*** Textauszug
Im Erfurter Medienlabor setzen sich Jugendliche und andere Anwohner*innen verschiedenen Erfurter Stadtteile mit Rassismus auseinander – mithilfe von Medienwettbewerben, Live-Radiosendungen und rassismuskritischen Workshops. Die Amadeu Antonio Stiftung unterstützt die Engagierten dabei.

Von Charlotte Sauerland

In der Erfurter Altstadt, direkt hinter der mittelalterlichen Krämerbrücke, die über zwei Arme der Gera führt und gerne mit der Ponte Vecchia in Florenz verglichen wird, liegen die Räumlichkeiten des Radio F.R.E.I. Das Radio wurde Anfang der 90er Jahre von jungen Engagierten gegründet, die sich das Radio machen selbst beigebracht haben. „Damals gab es viel Leerstand in Erfurt, viele Häuser waren total verfallen und die jungen Leute haben gesehen: da geht was. Ihr Ziel war es, die Bewohner*innen der Stadt zu Wort kommen lassen“, erzählt Karina. Sie arbeitet hauptamtlich beim Radio F.R.E.I.. Mittlerweile ist das Radio kein Piratensender mehr, sondern sendet auf eigener Frequenz. 170 Ehrenamtliche und einige Hauptamtliche sind bei dem Sender aktiv.
******
*** Rohdaten
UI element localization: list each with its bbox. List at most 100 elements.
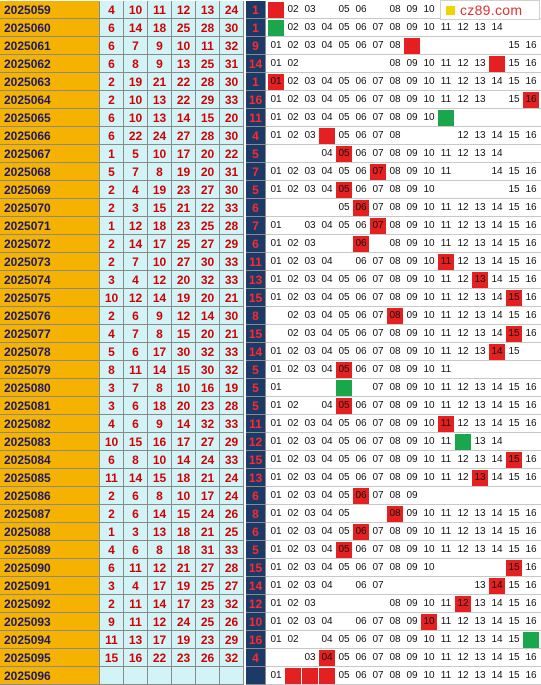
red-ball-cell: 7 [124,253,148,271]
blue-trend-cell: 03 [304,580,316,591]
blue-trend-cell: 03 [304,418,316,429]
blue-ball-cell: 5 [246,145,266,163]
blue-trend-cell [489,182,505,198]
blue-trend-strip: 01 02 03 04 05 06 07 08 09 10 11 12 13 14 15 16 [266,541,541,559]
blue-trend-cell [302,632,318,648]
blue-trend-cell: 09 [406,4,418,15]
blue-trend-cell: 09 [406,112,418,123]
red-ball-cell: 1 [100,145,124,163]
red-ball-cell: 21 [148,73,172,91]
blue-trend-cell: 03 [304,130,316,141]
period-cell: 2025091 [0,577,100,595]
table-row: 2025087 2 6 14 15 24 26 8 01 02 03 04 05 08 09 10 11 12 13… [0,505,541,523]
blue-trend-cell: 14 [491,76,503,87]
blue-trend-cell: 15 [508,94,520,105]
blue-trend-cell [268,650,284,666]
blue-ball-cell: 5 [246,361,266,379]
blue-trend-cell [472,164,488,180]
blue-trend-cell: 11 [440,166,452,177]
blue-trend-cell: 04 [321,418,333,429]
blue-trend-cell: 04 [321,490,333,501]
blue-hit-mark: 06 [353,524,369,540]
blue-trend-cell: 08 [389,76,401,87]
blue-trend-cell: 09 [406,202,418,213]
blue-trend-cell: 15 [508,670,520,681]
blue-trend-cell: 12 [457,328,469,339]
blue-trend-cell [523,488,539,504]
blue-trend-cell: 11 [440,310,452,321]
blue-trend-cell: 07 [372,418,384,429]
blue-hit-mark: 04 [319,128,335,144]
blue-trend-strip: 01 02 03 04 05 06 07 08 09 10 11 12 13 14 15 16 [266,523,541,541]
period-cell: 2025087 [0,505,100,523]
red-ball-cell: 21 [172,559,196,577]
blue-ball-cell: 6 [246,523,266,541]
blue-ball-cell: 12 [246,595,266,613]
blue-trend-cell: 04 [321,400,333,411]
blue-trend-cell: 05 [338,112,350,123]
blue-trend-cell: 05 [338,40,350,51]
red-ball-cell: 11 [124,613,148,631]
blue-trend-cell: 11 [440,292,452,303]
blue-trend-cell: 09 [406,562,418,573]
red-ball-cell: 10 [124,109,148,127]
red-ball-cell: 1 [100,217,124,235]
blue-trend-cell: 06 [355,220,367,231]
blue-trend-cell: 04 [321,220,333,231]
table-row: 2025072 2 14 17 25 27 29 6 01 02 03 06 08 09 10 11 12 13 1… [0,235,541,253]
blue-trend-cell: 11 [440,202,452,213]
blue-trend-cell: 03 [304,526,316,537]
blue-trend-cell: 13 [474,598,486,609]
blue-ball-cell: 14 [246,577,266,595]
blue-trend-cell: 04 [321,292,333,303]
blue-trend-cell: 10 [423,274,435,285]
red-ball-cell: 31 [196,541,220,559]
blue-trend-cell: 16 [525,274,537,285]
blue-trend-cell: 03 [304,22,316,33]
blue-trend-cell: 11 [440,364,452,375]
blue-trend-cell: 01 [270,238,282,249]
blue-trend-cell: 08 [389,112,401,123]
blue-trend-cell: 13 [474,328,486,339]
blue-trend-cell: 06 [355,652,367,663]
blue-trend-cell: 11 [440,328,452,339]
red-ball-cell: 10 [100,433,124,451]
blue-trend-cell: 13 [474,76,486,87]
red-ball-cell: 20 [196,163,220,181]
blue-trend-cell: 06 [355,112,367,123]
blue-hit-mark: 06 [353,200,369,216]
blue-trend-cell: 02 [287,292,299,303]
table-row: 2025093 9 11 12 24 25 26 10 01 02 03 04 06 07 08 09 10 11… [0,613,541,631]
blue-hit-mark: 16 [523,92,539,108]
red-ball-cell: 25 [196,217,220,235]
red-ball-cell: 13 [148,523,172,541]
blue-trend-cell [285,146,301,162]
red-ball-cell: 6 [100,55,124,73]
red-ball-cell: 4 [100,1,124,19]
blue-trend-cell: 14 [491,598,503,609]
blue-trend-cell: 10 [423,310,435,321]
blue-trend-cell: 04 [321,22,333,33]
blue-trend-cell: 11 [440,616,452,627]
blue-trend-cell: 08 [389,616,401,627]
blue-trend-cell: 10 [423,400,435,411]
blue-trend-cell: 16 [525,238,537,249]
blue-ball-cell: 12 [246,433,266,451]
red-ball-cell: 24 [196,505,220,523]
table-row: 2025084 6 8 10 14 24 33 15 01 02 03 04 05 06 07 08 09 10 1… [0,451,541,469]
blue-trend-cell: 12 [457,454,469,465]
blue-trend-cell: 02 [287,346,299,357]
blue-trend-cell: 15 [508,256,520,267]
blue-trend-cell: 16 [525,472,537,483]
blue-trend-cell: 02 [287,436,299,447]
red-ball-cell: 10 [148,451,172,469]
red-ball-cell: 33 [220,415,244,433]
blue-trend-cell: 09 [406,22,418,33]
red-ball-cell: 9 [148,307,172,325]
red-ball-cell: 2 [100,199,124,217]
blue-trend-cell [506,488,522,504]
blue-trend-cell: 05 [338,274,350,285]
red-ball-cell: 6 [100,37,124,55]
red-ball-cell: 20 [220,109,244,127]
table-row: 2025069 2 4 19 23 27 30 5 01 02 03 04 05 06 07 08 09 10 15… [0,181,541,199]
******
Gibst du aus dem Text über das Erfurter Medienlabor die Passage zwischen „Im Erfurter Medienlabor“ und „die Engagierten dabei.“ wortgetreu aus, beide Stellen eingeschlossen?

Gelöste Aufgabe:
Im Erfurter Medienlabor setzen sich Jugendliche und andere Anwohner*innen verschiedenen Erfurter Stadtteile mit Rassismus auseinander – mithilfe von Medienwettbewerben, Live-Radiosendungen und rassismuskritischen Workshops. Die Amadeu Antonio Stiftung unterstützt die Engagierten dabei.